## Task
Find every line below that contains the word "Duis" and copy it out.

## Data
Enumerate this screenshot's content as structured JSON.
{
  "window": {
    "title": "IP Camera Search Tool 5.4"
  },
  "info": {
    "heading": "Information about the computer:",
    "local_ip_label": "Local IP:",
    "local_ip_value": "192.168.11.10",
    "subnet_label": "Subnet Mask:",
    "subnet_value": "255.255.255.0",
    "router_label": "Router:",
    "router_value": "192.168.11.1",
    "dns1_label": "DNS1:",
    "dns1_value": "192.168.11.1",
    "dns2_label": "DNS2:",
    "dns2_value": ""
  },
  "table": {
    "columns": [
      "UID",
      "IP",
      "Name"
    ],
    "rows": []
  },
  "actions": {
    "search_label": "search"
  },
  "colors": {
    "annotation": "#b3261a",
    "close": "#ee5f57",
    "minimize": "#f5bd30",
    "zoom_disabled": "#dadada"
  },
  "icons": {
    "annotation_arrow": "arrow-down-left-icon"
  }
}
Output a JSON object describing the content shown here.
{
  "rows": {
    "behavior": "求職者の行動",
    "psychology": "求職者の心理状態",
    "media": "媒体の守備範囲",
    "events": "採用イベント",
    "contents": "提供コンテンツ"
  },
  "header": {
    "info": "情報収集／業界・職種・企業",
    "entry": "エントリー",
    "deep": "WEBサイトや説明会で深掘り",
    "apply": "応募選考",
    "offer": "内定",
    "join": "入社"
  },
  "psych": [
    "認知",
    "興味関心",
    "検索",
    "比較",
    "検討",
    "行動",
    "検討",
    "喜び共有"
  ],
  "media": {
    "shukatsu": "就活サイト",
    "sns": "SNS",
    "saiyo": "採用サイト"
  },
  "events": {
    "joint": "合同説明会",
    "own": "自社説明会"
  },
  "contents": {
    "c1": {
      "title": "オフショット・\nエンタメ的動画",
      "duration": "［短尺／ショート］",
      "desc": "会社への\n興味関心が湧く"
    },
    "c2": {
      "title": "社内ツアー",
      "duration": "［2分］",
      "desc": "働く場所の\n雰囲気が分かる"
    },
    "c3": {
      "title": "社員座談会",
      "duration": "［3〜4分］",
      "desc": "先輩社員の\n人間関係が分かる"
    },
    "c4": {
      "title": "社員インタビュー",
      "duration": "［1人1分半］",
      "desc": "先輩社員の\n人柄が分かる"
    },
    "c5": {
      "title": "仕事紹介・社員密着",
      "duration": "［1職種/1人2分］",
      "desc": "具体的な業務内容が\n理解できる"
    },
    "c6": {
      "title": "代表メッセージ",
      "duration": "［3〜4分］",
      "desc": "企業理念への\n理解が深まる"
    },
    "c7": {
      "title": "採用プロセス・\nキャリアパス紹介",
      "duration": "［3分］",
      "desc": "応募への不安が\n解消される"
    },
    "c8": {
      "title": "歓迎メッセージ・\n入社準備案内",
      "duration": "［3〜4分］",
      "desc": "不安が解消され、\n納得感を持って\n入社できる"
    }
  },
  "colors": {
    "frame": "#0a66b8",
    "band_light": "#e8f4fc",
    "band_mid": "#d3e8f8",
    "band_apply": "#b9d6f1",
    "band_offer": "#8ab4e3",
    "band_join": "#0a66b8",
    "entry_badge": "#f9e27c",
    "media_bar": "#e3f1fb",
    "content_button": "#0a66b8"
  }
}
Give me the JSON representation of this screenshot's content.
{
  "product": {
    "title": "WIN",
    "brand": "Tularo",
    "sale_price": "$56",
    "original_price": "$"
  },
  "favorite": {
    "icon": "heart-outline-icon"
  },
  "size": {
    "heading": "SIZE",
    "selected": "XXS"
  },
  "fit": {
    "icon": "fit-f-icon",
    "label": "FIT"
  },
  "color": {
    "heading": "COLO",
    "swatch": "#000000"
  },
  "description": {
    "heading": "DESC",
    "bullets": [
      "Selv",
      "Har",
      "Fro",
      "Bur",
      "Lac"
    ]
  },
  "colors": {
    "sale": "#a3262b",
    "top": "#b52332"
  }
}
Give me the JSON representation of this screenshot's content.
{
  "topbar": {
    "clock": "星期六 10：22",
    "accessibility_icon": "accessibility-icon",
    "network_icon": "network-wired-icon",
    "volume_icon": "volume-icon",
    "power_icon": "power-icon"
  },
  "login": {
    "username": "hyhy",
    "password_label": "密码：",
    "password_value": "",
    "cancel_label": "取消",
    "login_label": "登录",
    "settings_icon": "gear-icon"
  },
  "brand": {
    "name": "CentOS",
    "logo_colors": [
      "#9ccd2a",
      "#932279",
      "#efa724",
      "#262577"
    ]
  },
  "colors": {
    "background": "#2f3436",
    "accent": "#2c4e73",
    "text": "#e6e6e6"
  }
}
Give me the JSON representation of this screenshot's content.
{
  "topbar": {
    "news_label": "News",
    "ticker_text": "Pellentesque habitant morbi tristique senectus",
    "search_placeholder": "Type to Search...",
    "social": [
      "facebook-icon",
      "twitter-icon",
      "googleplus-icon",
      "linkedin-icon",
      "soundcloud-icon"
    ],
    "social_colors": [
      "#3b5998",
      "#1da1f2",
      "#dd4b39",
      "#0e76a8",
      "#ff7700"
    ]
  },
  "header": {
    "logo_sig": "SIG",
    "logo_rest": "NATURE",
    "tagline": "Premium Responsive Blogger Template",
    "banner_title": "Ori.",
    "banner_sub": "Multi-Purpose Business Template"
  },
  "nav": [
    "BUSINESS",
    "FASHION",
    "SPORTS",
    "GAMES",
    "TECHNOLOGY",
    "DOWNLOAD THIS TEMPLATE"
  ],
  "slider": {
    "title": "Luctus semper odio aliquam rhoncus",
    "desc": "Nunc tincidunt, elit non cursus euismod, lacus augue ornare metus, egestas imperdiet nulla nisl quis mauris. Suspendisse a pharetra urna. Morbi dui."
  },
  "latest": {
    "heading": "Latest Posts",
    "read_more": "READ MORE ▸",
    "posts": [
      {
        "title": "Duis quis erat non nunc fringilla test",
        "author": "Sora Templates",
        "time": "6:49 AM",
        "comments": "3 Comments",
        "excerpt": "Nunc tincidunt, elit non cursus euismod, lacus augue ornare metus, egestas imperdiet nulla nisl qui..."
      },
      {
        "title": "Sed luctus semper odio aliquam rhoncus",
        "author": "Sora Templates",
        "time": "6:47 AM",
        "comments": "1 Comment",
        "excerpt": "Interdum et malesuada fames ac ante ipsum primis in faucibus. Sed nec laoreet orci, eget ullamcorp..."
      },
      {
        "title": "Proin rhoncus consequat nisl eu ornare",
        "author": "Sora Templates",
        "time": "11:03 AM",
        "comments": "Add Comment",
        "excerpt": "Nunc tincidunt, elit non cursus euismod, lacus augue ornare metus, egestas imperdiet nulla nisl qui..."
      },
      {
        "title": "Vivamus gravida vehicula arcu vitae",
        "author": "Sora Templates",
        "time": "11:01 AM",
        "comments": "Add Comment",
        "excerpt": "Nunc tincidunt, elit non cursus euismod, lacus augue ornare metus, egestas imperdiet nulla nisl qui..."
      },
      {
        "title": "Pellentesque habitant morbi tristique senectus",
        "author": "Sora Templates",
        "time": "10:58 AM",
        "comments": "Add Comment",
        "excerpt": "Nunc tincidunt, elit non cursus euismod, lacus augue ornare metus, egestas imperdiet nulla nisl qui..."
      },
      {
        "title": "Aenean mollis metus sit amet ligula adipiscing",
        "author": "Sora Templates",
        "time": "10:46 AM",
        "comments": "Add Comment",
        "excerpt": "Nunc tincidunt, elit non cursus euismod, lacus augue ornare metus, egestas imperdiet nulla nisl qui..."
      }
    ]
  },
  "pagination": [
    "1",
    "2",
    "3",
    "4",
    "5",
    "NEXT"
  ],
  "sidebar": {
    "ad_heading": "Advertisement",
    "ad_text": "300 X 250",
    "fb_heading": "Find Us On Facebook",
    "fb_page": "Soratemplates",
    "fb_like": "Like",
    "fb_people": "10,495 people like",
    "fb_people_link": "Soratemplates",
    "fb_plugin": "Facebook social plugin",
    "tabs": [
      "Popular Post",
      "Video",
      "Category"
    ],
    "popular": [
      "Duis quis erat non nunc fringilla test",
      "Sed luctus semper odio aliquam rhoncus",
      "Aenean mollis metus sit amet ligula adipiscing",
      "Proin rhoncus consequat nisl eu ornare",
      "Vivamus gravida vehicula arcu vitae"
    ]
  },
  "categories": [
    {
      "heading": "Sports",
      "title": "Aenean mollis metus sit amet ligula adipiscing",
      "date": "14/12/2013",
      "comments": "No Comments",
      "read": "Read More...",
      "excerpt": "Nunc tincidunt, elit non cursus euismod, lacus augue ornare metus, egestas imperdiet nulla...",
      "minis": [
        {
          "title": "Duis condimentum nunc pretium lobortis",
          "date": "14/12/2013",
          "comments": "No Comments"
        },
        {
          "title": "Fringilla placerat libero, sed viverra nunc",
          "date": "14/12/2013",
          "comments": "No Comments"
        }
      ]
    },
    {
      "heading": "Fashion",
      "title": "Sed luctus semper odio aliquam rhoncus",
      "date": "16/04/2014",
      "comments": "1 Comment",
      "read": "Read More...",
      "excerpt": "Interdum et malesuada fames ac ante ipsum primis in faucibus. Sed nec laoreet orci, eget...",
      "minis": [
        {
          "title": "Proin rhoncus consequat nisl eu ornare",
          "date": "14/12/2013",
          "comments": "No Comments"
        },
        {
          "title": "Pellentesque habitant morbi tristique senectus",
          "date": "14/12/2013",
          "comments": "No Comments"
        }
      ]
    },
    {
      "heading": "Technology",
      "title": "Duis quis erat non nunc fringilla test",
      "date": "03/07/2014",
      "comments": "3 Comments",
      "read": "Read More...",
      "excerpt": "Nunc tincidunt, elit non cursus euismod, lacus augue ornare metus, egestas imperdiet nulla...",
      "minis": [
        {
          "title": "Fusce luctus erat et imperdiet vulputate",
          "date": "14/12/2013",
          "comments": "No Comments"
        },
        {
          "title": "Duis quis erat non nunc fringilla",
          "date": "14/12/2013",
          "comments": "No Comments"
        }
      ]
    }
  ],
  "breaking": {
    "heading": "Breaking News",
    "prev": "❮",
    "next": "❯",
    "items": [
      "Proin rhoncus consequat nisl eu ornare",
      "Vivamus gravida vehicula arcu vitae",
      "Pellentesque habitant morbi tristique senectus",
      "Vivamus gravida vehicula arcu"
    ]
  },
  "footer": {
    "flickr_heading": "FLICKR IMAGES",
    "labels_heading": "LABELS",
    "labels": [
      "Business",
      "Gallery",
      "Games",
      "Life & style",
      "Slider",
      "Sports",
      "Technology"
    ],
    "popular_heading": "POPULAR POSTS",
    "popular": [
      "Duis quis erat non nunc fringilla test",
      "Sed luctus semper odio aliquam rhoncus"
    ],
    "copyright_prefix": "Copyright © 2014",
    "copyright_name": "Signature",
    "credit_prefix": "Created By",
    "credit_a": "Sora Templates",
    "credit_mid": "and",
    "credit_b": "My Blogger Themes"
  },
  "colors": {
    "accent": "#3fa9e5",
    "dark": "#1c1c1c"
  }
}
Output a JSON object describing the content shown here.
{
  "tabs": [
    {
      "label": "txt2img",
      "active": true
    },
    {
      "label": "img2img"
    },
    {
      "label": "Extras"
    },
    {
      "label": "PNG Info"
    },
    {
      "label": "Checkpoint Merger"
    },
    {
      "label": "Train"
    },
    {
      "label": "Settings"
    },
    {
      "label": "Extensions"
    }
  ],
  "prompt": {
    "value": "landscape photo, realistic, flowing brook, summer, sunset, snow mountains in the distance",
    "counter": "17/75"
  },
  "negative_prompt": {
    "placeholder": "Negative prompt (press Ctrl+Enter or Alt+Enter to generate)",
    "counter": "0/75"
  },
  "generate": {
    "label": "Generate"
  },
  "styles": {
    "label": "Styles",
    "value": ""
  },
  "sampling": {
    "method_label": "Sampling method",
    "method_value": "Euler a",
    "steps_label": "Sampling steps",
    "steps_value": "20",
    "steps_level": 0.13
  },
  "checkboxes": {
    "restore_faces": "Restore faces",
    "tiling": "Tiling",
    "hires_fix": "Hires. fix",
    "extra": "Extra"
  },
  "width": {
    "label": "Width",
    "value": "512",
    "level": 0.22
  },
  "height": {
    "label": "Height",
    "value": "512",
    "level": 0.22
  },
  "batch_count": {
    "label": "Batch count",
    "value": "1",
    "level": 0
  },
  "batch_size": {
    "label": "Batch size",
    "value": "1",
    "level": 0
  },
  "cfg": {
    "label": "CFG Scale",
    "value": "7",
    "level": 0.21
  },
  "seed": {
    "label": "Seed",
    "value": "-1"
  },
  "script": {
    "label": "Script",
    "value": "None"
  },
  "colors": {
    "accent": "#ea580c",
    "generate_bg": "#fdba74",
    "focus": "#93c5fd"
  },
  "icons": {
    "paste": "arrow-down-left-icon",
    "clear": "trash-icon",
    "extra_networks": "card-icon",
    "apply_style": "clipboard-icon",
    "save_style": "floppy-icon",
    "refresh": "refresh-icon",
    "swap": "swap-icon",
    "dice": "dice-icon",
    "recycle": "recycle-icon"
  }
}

## Worked answer
        "title": "Duis quis erat non nunc fringilla test",
      "Duis quis erat non nunc fringilla test",
          "title": "Duis condimentum nunc pretium lobortis",
      "title": "Duis quis erat non nunc fringilla test",
          "title": "Duis quis erat non nunc fringilla",
      "Duis quis erat non nunc fringilla test",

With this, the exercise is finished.